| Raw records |
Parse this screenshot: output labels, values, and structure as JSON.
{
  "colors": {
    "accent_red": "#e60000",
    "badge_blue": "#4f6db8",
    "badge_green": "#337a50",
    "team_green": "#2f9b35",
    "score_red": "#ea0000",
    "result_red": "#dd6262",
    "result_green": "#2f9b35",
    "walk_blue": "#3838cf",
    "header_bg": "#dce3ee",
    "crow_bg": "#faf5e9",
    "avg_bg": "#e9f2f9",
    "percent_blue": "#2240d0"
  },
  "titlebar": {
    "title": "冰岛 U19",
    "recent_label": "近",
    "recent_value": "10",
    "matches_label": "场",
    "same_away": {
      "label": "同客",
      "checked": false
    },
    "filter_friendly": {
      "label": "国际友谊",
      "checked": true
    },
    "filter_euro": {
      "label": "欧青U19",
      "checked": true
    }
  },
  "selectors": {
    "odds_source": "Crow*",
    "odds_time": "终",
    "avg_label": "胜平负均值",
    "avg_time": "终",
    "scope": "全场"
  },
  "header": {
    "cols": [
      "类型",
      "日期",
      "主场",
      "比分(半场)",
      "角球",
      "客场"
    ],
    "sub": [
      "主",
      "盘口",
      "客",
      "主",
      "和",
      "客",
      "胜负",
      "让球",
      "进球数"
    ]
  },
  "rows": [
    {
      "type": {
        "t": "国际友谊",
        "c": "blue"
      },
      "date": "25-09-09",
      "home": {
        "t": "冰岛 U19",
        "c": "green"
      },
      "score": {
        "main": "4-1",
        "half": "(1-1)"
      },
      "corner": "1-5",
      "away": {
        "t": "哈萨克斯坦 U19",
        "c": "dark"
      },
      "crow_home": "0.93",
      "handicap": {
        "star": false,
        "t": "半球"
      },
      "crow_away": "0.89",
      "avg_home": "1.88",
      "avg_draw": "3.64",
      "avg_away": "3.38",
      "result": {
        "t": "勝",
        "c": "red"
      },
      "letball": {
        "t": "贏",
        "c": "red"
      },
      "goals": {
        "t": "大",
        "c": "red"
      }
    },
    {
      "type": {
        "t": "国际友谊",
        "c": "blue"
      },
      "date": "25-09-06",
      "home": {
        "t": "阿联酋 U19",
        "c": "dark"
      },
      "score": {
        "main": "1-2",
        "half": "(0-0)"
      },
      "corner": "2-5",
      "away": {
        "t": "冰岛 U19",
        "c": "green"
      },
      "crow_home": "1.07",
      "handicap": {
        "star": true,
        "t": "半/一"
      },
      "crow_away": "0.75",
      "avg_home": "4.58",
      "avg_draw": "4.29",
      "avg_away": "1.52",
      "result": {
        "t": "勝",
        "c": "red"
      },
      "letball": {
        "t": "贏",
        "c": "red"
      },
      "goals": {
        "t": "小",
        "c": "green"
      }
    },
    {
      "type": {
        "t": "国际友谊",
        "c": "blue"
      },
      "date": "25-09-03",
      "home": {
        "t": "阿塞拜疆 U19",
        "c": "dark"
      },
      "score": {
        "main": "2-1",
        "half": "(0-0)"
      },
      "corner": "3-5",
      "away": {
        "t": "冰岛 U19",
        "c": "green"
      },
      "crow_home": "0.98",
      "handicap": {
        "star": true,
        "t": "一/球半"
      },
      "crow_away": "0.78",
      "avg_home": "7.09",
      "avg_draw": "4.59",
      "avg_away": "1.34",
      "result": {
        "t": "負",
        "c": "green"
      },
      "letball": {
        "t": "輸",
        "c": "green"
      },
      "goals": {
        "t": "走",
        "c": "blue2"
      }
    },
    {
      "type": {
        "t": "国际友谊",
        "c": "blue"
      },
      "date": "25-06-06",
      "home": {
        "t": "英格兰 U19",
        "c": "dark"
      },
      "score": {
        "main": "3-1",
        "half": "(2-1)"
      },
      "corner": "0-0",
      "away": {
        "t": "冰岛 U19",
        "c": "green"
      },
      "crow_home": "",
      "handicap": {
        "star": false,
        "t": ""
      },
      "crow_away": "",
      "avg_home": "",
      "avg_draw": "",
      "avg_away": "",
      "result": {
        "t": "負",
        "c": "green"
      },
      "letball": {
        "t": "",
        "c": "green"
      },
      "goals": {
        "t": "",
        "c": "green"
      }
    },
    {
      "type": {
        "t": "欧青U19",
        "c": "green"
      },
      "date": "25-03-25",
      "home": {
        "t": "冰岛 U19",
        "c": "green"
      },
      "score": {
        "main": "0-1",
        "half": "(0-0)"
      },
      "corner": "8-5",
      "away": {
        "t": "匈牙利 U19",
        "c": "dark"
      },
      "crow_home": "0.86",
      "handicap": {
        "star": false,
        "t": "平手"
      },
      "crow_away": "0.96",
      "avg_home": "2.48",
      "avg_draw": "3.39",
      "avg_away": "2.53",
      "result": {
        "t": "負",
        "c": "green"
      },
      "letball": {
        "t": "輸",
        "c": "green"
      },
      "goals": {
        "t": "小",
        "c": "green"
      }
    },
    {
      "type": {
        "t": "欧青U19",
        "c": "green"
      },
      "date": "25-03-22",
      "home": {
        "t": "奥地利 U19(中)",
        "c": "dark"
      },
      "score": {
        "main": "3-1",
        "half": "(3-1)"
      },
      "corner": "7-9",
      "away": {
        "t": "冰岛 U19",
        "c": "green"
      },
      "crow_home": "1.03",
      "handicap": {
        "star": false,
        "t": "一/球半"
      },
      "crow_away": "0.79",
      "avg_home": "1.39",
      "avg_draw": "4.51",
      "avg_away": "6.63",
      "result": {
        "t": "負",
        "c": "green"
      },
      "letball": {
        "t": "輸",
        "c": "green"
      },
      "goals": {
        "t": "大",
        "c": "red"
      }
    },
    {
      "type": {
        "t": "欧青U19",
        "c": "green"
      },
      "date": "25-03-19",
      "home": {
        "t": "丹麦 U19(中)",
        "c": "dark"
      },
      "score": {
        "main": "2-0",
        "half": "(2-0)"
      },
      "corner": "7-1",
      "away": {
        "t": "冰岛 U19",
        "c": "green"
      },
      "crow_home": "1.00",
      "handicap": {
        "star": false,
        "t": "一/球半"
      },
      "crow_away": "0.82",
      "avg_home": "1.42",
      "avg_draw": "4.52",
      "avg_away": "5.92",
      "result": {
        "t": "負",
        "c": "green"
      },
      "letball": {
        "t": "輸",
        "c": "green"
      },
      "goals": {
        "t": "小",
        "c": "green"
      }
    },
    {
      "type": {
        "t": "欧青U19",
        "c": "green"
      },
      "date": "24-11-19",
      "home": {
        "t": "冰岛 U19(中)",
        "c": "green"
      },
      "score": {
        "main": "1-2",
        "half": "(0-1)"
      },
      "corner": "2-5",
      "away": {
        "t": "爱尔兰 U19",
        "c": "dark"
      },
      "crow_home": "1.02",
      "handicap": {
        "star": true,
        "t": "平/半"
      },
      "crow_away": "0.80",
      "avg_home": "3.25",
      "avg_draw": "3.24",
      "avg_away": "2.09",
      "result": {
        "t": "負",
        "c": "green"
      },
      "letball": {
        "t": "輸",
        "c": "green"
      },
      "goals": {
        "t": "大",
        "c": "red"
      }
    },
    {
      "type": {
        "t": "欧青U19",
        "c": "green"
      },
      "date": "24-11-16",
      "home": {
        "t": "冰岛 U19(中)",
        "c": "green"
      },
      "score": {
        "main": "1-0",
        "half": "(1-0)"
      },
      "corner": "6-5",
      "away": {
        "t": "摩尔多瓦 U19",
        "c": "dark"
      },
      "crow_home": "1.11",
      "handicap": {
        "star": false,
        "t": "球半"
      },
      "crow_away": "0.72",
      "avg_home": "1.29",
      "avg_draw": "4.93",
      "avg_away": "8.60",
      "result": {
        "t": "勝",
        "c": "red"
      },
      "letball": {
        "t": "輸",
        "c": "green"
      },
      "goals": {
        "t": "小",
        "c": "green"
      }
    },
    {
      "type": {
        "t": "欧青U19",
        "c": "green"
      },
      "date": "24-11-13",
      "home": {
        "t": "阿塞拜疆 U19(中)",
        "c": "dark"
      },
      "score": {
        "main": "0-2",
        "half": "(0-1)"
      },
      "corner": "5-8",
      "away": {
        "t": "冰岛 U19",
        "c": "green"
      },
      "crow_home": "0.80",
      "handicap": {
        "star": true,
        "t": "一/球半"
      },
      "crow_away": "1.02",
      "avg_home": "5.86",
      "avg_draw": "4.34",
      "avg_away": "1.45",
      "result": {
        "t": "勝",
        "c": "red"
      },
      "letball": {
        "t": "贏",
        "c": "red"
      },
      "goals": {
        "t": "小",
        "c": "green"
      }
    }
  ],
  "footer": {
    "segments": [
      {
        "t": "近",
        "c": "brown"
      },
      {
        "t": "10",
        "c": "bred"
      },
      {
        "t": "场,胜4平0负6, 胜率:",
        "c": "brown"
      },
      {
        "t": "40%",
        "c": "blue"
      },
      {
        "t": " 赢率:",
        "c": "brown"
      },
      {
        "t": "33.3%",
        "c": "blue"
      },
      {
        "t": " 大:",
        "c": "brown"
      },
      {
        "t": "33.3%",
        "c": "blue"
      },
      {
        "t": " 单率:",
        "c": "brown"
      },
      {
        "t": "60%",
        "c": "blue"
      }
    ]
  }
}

--

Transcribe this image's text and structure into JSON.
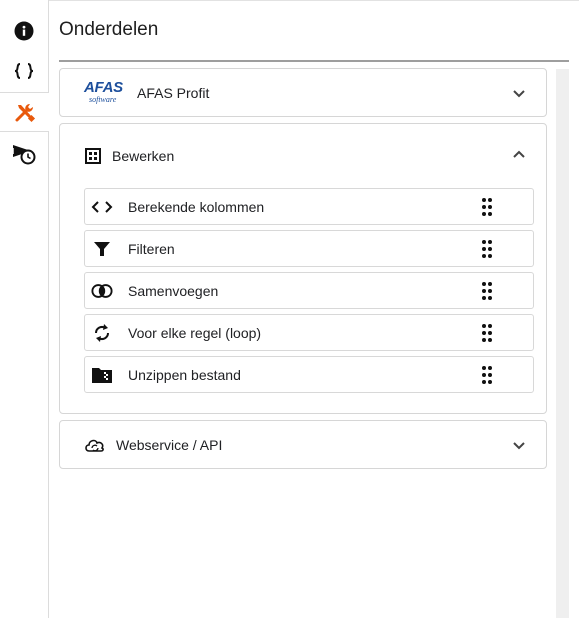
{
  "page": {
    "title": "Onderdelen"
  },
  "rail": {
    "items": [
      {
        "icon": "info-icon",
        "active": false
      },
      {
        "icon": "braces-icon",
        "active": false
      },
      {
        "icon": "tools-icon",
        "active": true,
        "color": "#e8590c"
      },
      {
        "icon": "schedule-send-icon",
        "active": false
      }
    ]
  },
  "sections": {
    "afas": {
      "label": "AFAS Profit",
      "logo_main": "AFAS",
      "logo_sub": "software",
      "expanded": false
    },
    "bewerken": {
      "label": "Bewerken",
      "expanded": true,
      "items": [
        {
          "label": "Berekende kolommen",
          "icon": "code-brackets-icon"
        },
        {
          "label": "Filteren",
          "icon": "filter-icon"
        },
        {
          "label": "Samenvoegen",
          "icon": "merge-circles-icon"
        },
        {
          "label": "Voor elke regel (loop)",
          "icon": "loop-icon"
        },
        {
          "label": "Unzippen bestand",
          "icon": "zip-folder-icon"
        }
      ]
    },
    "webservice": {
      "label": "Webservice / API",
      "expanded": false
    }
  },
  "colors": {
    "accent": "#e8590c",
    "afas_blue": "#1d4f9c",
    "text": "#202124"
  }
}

| What is expected |
Which lines contain the word "structure"? Return each of them.

| Answer to this task |
Parse this screenshot: output labels, values, and structure as JSON.
Transcribe this image's text and structure into JSON.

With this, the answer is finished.